[start]

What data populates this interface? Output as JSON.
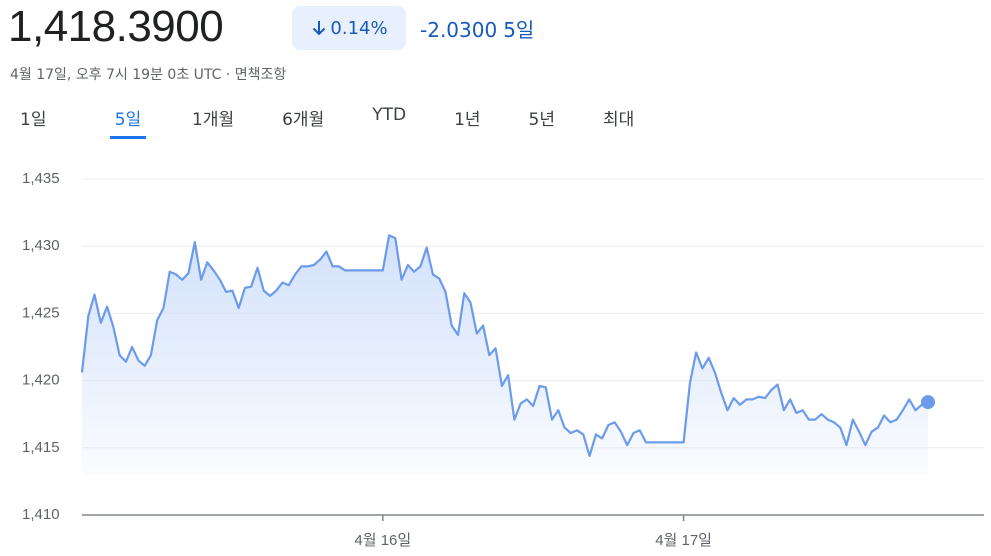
{
  "quote": {
    "price": "1,418.3900",
    "change_pct": "0.14%",
    "change": "-2.0300",
    "period": "5일",
    "timestamp": "4월 17일, 오후 7시 19분 0초 UTC · 면책조항"
  },
  "tabs": [
    "1일",
    "5일",
    "1개월",
    "6개월",
    "YTD",
    "1년",
    "5년",
    "최대"
  ],
  "chart_data": {
    "type": "line",
    "color": "#6b9bea",
    "grid": true,
    "ylim": [
      1410,
      1435
    ],
    "yticks": [
      {
        "value": 1410,
        "label": "1,410"
      },
      {
        "value": 1415,
        "label": "1,415"
      },
      {
        "value": 1420,
        "label": "1,420"
      },
      {
        "value": 1425,
        "label": "1,425"
      },
      {
        "value": 1430,
        "label": "1,430"
      },
      {
        "value": 1435,
        "label": "1,435"
      }
    ],
    "categories": [
      null,
      null,
      null,
      null,
      null,
      null,
      null,
      null,
      null,
      null,
      null,
      null,
      null,
      null,
      null,
      null,
      null,
      null,
      null,
      null,
      null,
      null,
      null,
      null,
      null,
      null,
      null,
      null,
      null,
      null,
      null,
      null,
      null,
      null,
      null,
      null,
      null,
      null,
      null,
      null,
      null,
      null,
      null,
      null,
      null,
      null,
      null,
      null,
      "4월 16일",
      null,
      null,
      null,
      null,
      null,
      null,
      null,
      null,
      null,
      null,
      null,
      null,
      null,
      null,
      null,
      null,
      null,
      null,
      null,
      null,
      null,
      null,
      null,
      null,
      null,
      null,
      null,
      null,
      null,
      null,
      null,
      null,
      null,
      null,
      null,
      null,
      null,
      null,
      null,
      null,
      null,
      null,
      null,
      null,
      null,
      null,
      null,
      "4월 17일",
      null,
      null,
      null,
      null,
      null,
      null,
      null,
      null,
      null,
      null,
      null,
      null,
      null,
      null,
      null,
      null,
      null,
      null,
      null,
      null,
      null,
      null,
      null,
      null,
      null,
      null,
      null,
      null,
      null,
      null,
      null,
      null,
      null,
      null,
      null,
      null,
      null,
      null,
      null
    ],
    "values": [
      1420.6,
      1424.8,
      1426.4,
      1424.3,
      1425.5,
      1424.0,
      1421.9,
      1421.4,
      1422.5,
      1421.5,
      1421.1,
      1421.9,
      1424.5,
      1425.4,
      1428.1,
      1427.9,
      1427.5,
      1428.0,
      1430.3,
      1427.5,
      1428.8,
      1428.2,
      1427.5,
      1426.6,
      1426.7,
      1425.4,
      1426.9,
      1427.0,
      1428.4,
      1426.7,
      1426.3,
      1426.7,
      1427.3,
      1427.1,
      1427.9,
      1428.5,
      1428.5,
      1428.6,
      1429.0,
      1429.6,
      1428.5,
      1428.5,
      1428.2,
      1428.2,
      1428.2,
      1428.2,
      1428.2,
      1428.2,
      1428.2,
      1430.8,
      1430.6,
      1427.5,
      1428.6,
      1428.1,
      1428.5,
      1429.9,
      1427.9,
      1427.6,
      1426.6,
      1424.1,
      1423.4,
      1426.5,
      1425.8,
      1423.5,
      1424.1,
      1421.9,
      1422.4,
      1419.6,
      1420.4,
      1417.1,
      1418.3,
      1418.6,
      1418.1,
      1419.6,
      1419.5,
      1417.1,
      1417.8,
      1416.5,
      1416.1,
      1416.3,
      1416.0,
      1414.4,
      1416.0,
      1415.7,
      1416.7,
      1416.9,
      1416.2,
      1415.2,
      1416.1,
      1416.3,
      1415.4,
      1415.4,
      1415.4,
      1415.4,
      1415.4,
      1415.4,
      1415.4,
      1419.8,
      1422.1,
      1420.9,
      1421.7,
      1420.6,
      1419.1,
      1417.8,
      1418.7,
      1418.2,
      1418.6,
      1418.6,
      1418.8,
      1418.7,
      1419.3,
      1419.7,
      1417.8,
      1418.6,
      1417.6,
      1417.8,
      1417.1,
      1417.1,
      1417.5,
      1417.1,
      1416.9,
      1416.5,
      1415.2,
      1417.1,
      1416.2,
      1415.2,
      1416.2,
      1416.5,
      1417.4,
      1416.9,
      1417.1,
      1417.8,
      1418.6,
      1417.8,
      1418.2,
      1418.4
    ]
  }
}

[end]

* **GIVEN INSTRUCTION**
Print every entry above again without changing a word, and omit the pictures.

* **ANSWER TO THE PROBLEM**
What data populates this interface? Output as JSON.
{
  "quote": {
    "price": "1,418.3900",
    "change_pct": "0.14%",
    "change": "-2.0300",
    "period": "5일",
    "timestamp": "4월 17일, 오후 7시 19분 0초 UTC · 면책조항"
  },
  "tabs": [
    "1일",
    "5일",
    "1개월",
    "6개월",
    "YTD",
    "1년",
    "5년",
    "최대"
  ],
  "chart_data": {
    "type": "line",
    "color": "#6b9bea",
    "grid": true,
    "ylim": [
      1410,
      1435
    ],
    "yticks": [
      {
        "value": 1410,
        "label": "1,410"
      },
      {
        "value": 1415,
        "label": "1,415"
      },
      {
        "value": 1420,
        "label": "1,420"
      },
      {
        "value": 1425,
        "label": "1,425"
      },
      {
        "value": 1430,
        "label": "1,430"
      },
      {
        "value": 1435,
        "label": "1,435"
      }
    ],
    "categories": [
      null,
      null,
      null,
      null,
      null,
      null,
      null,
      null,
      null,
      null,
      null,
      null,
      null,
      null,
      null,
      null,
      null,
      null,
      null,
      null,
      null,
      null,
      null,
      null,
      null,
      null,
      null,
      null,
      null,
      null,
      null,
      null,
      null,
      null,
      null,
      null,
      null,
      null,
      null,
      null,
      null,
      null,
      null,
      null,
      null,
      null,
      null,
      null,
      "4월 16일",
      null,
      null,
      null,
      null,
      null,
      null,
      null,
      null,
      null,
      null,
      null,
      null,
      null,
      null,
      null,
      null,
      null,
      null,
      null,
      null,
      null,
      null,
      null,
      null,
      null,
      null,
      null,
      null,
      null,
      null,
      null,
      null,
      null,
      null,
      null,
      null,
      null,
      null,
      null,
      null,
      null,
      null,
      null,
      null,
      null,
      null,
      null,
      "4월 17일",
      null,
      null,
      null,
      null,
      null,
      null,
      null,
      null,
      null,
      null,
      null,
      null,
      null,
      null,
      null,
      null,
      null,
      null,
      null,
      null,
      null,
      null,
      null,
      null,
      null,
      null,
      null,
      null,
      null,
      null,
      null,
      null,
      null,
      null,
      null,
      null,
      null,
      null,
      null
    ],
    "values": [
      1420.6,
      1424.8,
      1426.4,
      1424.3,
      1425.5,
      1424.0,
      1421.9,
      1421.4,
      1422.5,
      1421.5,
      1421.1,
      1421.9,
      1424.5,
      1425.4,
      1428.1,
      1427.9,
      1427.5,
      1428.0,
      1430.3,
      1427.5,
      1428.8,
      1428.2,
      1427.5,
      1426.6,
      1426.7,
      1425.4,
      1426.9,
      1427.0,
      1428.4,
      1426.7,
      1426.3,
      1426.7,
      1427.3,
      1427.1,
      1427.9,
      1428.5,
      1428.5,
      1428.6,
      1429.0,
      1429.6,
      1428.5,
      1428.5,
      1428.2,
      1428.2,
      1428.2,
      1428.2,
      1428.2,
      1428.2,
      1428.2,
      1430.8,
      1430.6,
      1427.5,
      1428.6,
      1428.1,
      1428.5,
      1429.9,
      1427.9,
      1427.6,
      1426.6,
      1424.1,
      1423.4,
      1426.5,
      1425.8,
      1423.5,
      1424.1,
      1421.9,
      1422.4,
      1419.6,
      1420.4,
      1417.1,
      1418.3,
      1418.6,
      1418.1,
      1419.6,
      1419.5,
      1417.1,
      1417.8,
      1416.5,
      1416.1,
      1416.3,
      1416.0,
      1414.4,
      1416.0,
      1415.7,
      1416.7,
      1416.9,
      1416.2,
      1415.2,
      1416.1,
      1416.3,
      1415.4,
      1415.4,
      1415.4,
      1415.4,
      1415.4,
      1415.4,
      1415.4,
      1419.8,
      1422.1,
      1420.9,
      1421.7,
      1420.6,
      1419.1,
      1417.8,
      1418.7,
      1418.2,
      1418.6,
      1418.6,
      1418.8,
      1418.7,
      1419.3,
      1419.7,
      1417.8,
      1418.6,
      1417.6,
      1417.8,
      1417.1,
      1417.1,
      1417.5,
      1417.1,
      1416.9,
      1416.5,
      1415.2,
      1417.1,
      1416.2,
      1415.2,
      1416.2,
      1416.5,
      1417.4,
      1416.9,
      1417.1,
      1417.8,
      1418.6,
      1417.8,
      1418.2,
      1418.4
    ]
  }
}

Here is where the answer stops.